→ **Figure content listings**
BEGIN
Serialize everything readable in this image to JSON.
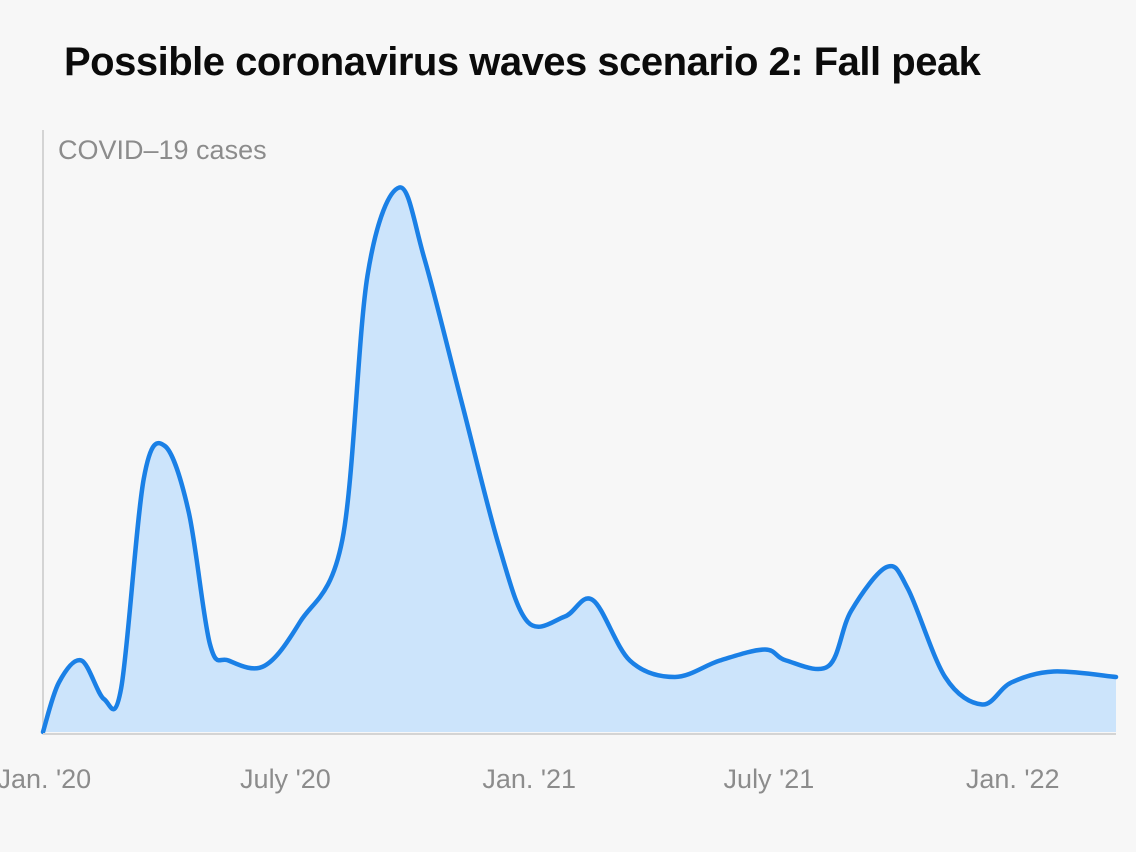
{
  "chart_data": {
    "type": "area",
    "title": "Possible coronavirus waves scenario 2: Fall peak",
    "ylabel": "COVID–19 cases",
    "xlabel": "",
    "x_ticks": [
      "Jan. '20",
      "July '20",
      "Jan. '21",
      "July '21",
      "Jan. '22"
    ],
    "x_range": [
      "2019-12-31",
      "2022-03-20"
    ],
    "y_range": [
      0,
      100
    ],
    "grid": false,
    "legend": "none",
    "colors": {
      "line": "#1a80e6",
      "fill": "#cce4fb",
      "axis": "#d4d4d4"
    },
    "series": [
      {
        "values": [
          [
            "2019-12-31",
            0
          ],
          [
            "2020-01-12",
            9
          ],
          [
            "2020-01-29",
            13
          ],
          [
            "2020-02-15",
            6
          ],
          [
            "2020-02-28",
            8
          ],
          [
            "2020-03-16",
            46
          ],
          [
            "2020-04-01",
            52
          ],
          [
            "2020-04-19",
            40
          ],
          [
            "2020-05-05",
            16
          ],
          [
            "2020-05-19",
            13
          ],
          [
            "2020-06-15",
            12
          ],
          [
            "2020-07-12",
            20
          ],
          [
            "2020-08-13",
            35
          ],
          [
            "2020-09-01",
            83
          ],
          [
            "2020-09-25",
            99
          ],
          [
            "2020-10-14",
            86
          ],
          [
            "2020-11-11",
            60
          ],
          [
            "2020-12-09",
            34
          ],
          [
            "2020-12-31",
            20
          ],
          [
            "2021-01-28",
            21
          ],
          [
            "2021-02-18",
            24
          ],
          [
            "2021-03-18",
            13
          ],
          [
            "2021-04-21",
            10
          ],
          [
            "2021-05-25",
            13
          ],
          [
            "2021-06-28",
            15
          ],
          [
            "2021-07-14",
            13
          ],
          [
            "2021-08-15",
            12
          ],
          [
            "2021-09-01",
            22
          ],
          [
            "2021-09-28",
            30
          ],
          [
            "2021-10-14",
            26
          ],
          [
            "2021-11-11",
            10
          ],
          [
            "2021-12-09",
            5
          ],
          [
            "2021-12-31",
            9
          ],
          [
            "2022-02-01",
            11
          ],
          [
            "2022-03-20",
            10
          ]
        ]
      }
    ]
  }
}
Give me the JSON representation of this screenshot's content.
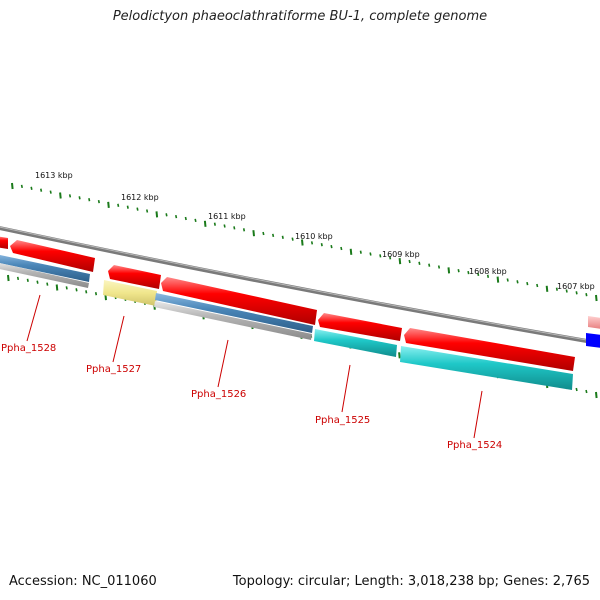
{
  "genome": {
    "title": "Pelodictyon phaeoclathratiforme BU-1, complete genome",
    "accession_label": "Accession: NC_011060",
    "summary": "Topology: circular; Length: 3,018,238 bp; Genes: 2,765"
  },
  "scale": {
    "ticks": [
      "1613 kbp",
      "1612 kbp",
      "1611 kbp",
      "1610 kbp",
      "1609 kbp",
      "1608 kbp",
      "1607 kbp"
    ]
  },
  "genes": [
    {
      "label": "Ppha_1528",
      "color": "#ff0000"
    },
    {
      "label": "Ppha_1527",
      "color": "#ff0000"
    },
    {
      "label": "Ppha_1526",
      "color": "#ff0000"
    },
    {
      "label": "Ppha_1525",
      "color": "#ff0000"
    },
    {
      "label": "Ppha_1524",
      "color": "#ff0000"
    }
  ],
  "colors": {
    "backbone": "#7a7a7a",
    "cds": "#ff0000",
    "steelblue": "#4a86b8",
    "gray": "#aaaaaa",
    "yellow": "#f0e68c",
    "cyan": "#1fc8c8",
    "blue": "#0000ff",
    "tick": "#1a7a1a"
  }
}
END
→ **Directions**
Every line of the records above should be copied exactly, while the pictures are left behind.

→ **Your response**
Serialize everything readable in this image to JSON.
{
  "chart_data": {
    "type": "area",
    "title": "Possible coronavirus waves scenario 2: Fall peak",
    "ylabel": "COVID–19 cases",
    "xlabel": "",
    "x_ticks": [
      "Jan. '20",
      "July '20",
      "Jan. '21",
      "July '21",
      "Jan. '22"
    ],
    "x_range": [
      "2019-12-31",
      "2022-03-20"
    ],
    "y_range": [
      0,
      100
    ],
    "grid": false,
    "legend": "none",
    "colors": {
      "line": "#1a80e6",
      "fill": "#cce4fb",
      "axis": "#d4d4d4"
    },
    "series": [
      {
        "values": [
          [
            "2019-12-31",
            0
          ],
          [
            "2020-01-12",
            9
          ],
          [
            "2020-01-29",
            13
          ],
          [
            "2020-02-15",
            6
          ],
          [
            "2020-02-28",
            8
          ],
          [
            "2020-03-16",
            46
          ],
          [
            "2020-04-01",
            52
          ],
          [
            "2020-04-19",
            40
          ],
          [
            "2020-05-05",
            16
          ],
          [
            "2020-05-19",
            13
          ],
          [
            "2020-06-15",
            12
          ],
          [
            "2020-07-12",
            20
          ],
          [
            "2020-08-13",
            35
          ],
          [
            "2020-09-01",
            83
          ],
          [
            "2020-09-25",
            99
          ],
          [
            "2020-10-14",
            86
          ],
          [
            "2020-11-11",
            60
          ],
          [
            "2020-12-09",
            34
          ],
          [
            "2020-12-31",
            20
          ],
          [
            "2021-01-28",
            21
          ],
          [
            "2021-02-18",
            24
          ],
          [
            "2021-03-18",
            13
          ],
          [
            "2021-04-21",
            10
          ],
          [
            "2021-05-25",
            13
          ],
          [
            "2021-06-28",
            15
          ],
          [
            "2021-07-14",
            13
          ],
          [
            "2021-08-15",
            12
          ],
          [
            "2021-09-01",
            22
          ],
          [
            "2021-09-28",
            30
          ],
          [
            "2021-10-14",
            26
          ],
          [
            "2021-11-11",
            10
          ],
          [
            "2021-12-09",
            5
          ],
          [
            "2021-12-31",
            9
          ],
          [
            "2022-02-01",
            11
          ],
          [
            "2022-03-20",
            10
          ]
        ]
      }
    ]
  }
}
Give me the JSON representation of this screenshot's content.
{
  "genome": {
    "title": "Pelodictyon phaeoclathratiforme BU-1, complete genome",
    "accession_label": "Accession: NC_011060",
    "summary": "Topology: circular; Length: 3,018,238 bp; Genes: 2,765"
  },
  "scale": {
    "ticks": [
      "1613 kbp",
      "1612 kbp",
      "1611 kbp",
      "1610 kbp",
      "1609 kbp",
      "1608 kbp",
      "1607 kbp"
    ]
  },
  "genes": [
    {
      "label": "Ppha_1528",
      "color": "#ff0000"
    },
    {
      "label": "Ppha_1527",
      "color": "#ff0000"
    },
    {
      "label": "Ppha_1526",
      "color": "#ff0000"
    },
    {
      "label": "Ppha_1525",
      "color": "#ff0000"
    },
    {
      "label": "Ppha_1524",
      "color": "#ff0000"
    }
  ],
  "colors": {
    "backbone": "#7a7a7a",
    "cds": "#ff0000",
    "steelblue": "#4a86b8",
    "gray": "#aaaaaa",
    "yellow": "#f0e68c",
    "cyan": "#1fc8c8",
    "blue": "#0000ff",
    "tick": "#1a7a1a"
  }
}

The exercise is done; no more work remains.